**ITEMS:**
────────────────────────────────────────

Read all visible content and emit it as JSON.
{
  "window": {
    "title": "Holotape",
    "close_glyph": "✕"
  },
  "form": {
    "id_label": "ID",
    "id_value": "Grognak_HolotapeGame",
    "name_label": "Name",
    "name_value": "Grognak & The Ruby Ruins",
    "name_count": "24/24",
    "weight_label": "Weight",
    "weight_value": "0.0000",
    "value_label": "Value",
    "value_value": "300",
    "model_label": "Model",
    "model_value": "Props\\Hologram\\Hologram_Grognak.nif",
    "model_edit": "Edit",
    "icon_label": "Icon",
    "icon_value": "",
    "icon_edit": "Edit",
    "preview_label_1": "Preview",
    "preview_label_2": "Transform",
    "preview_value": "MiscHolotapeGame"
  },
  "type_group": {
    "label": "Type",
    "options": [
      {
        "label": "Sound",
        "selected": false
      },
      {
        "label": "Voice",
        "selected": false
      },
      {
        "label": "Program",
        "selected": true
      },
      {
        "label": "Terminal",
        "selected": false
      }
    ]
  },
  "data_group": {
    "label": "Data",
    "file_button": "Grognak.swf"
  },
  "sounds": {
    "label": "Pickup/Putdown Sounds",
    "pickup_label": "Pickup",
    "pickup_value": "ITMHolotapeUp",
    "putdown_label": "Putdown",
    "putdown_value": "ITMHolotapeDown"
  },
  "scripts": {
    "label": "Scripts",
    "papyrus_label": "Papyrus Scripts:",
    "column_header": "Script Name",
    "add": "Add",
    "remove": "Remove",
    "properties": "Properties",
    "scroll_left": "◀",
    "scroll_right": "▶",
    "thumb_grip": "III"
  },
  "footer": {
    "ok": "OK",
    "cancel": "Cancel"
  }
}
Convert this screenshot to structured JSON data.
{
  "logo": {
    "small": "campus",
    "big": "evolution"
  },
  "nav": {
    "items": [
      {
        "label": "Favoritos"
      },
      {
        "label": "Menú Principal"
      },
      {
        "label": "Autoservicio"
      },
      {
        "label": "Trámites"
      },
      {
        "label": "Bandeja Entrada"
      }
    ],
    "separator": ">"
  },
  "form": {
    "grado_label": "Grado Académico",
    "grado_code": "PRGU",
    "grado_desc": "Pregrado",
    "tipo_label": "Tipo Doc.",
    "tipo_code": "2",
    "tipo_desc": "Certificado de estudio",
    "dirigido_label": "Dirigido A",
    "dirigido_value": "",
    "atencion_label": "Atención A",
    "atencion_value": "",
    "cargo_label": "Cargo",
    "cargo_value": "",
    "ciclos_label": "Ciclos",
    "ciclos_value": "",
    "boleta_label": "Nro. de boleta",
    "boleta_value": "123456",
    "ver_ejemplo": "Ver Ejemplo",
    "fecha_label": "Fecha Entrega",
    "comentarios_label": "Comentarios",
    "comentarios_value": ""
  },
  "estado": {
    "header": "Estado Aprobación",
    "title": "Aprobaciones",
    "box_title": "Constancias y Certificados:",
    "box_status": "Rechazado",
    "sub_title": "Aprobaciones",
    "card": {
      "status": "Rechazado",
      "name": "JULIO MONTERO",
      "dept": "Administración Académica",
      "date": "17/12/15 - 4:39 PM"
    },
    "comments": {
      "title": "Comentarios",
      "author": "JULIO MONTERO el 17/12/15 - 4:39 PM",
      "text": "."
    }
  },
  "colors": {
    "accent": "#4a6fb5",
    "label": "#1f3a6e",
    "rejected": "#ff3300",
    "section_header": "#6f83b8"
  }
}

────────────────────────────────────────

**SET EXERCISE:**
Reproduce each line verbatim.

**REPLY:**
Read all visible content and emit it as JSON.
{
  "window": {
    "title": "Holotape",
    "close_glyph": "✕"
  },
  "form": {
    "id_label": "ID",
    "id_value": "Grognak_HolotapeGame",
    "name_label": "Name",
    "name_value": "Grognak & The Ruby Ruins",
    "name_count": "24/24",
    "weight_label": "Weight",
    "weight_value": "0.0000",
    "value_label": "Value",
    "value_value": "300",
    "model_label": "Model",
    "model_value": "Props\\Hologram\\Hologram_Grognak.nif",
    "model_edit": "Edit",
    "icon_label": "Icon",
    "icon_value": "",
    "icon_edit": "Edit",
    "preview_label_1": "Preview",
    "preview_label_2": "Transform",
    "preview_value": "MiscHolotapeGame"
  },
  "type_group": {
    "label": "Type",
    "options": [
      {
        "label": "Sound",
        "selected": false
      },
      {
        "label": "Voice",
        "selected": false
      },
      {
        "label": "Program",
        "selected": true
      },
      {
        "label": "Terminal",
        "selected": false
      }
    ]
  },
  "data_group": {
    "label": "Data",
    "file_button": "Grognak.swf"
  },
  "sounds": {
    "label": "Pickup/Putdown Sounds",
    "pickup_label": "Pickup",
    "pickup_value": "ITMHolotapeUp",
    "putdown_label": "Putdown",
    "putdown_value": "ITMHolotapeDown"
  },
  "scripts": {
    "label": "Scripts",
    "papyrus_label": "Papyrus Scripts:",
    "column_header": "Script Name",
    "add": "Add",
    "remove": "Remove",
    "properties": "Properties",
    "scroll_left": "◀",
    "scroll_right": "▶",
    "thumb_grip": "III"
  },
  "footer": {
    "ok": "OK",
    "cancel": "Cancel"
  }
}
Convert this screenshot to structured JSON data.
{
  "logo": {
    "small": "campus",
    "big": "evolution"
  },
  "nav": {
    "items": [
      {
        "label": "Favoritos"
      },
      {
        "label": "Menú Principal"
      },
      {
        "label": "Autoservicio"
      },
      {
        "label": "Trámites"
      },
      {
        "label": "Bandeja Entrada"
      }
    ],
    "separator": ">"
  },
  "form": {
    "grado_label": "Grado Académico",
    "grado_code": "PRGU",
    "grado_desc": "Pregrado",
    "tipo_label": "Tipo Doc.",
    "tipo_code": "2",
    "tipo_desc": "Certificado de estudio",
    "dirigido_label": "Dirigido A",
    "dirigido_value": "",
    "atencion_label": "Atención A",
    "atencion_value": "",
    "cargo_label": "Cargo",
    "cargo_value": "",
    "ciclos_label": "Ciclos",
    "ciclos_value": "",
    "boleta_label": "Nro. de boleta",
    "boleta_value": "123456",
    "ver_ejemplo": "Ver Ejemplo",
    "fecha_label": "Fecha Entrega",
    "comentarios_label": "Comentarios",
    "comentarios_value": ""
  },
  "estado": {
    "header": "Estado Aprobación",
    "title": "Aprobaciones",
    "box_title": "Constancias y Certificados:",
    "box_status": "Rechazado",
    "sub_title": "Aprobaciones",
    "card": {
      "status": "Rechazado",
      "name": "JULIO MONTERO",
      "dept": "Administración Académica",
      "date": "17/12/15 - 4:39 PM"
    },
    "comments": {
      "title": "Comentarios",
      "author": "JULIO MONTERO el 17/12/15 - 4:39 PM",
      "text": "."
    }
  },
  "colors": {
    "accent": "#4a6fb5",
    "label": "#1f3a6e",
    "rejected": "#ff3300",
    "section_header": "#6f83b8"
  }
}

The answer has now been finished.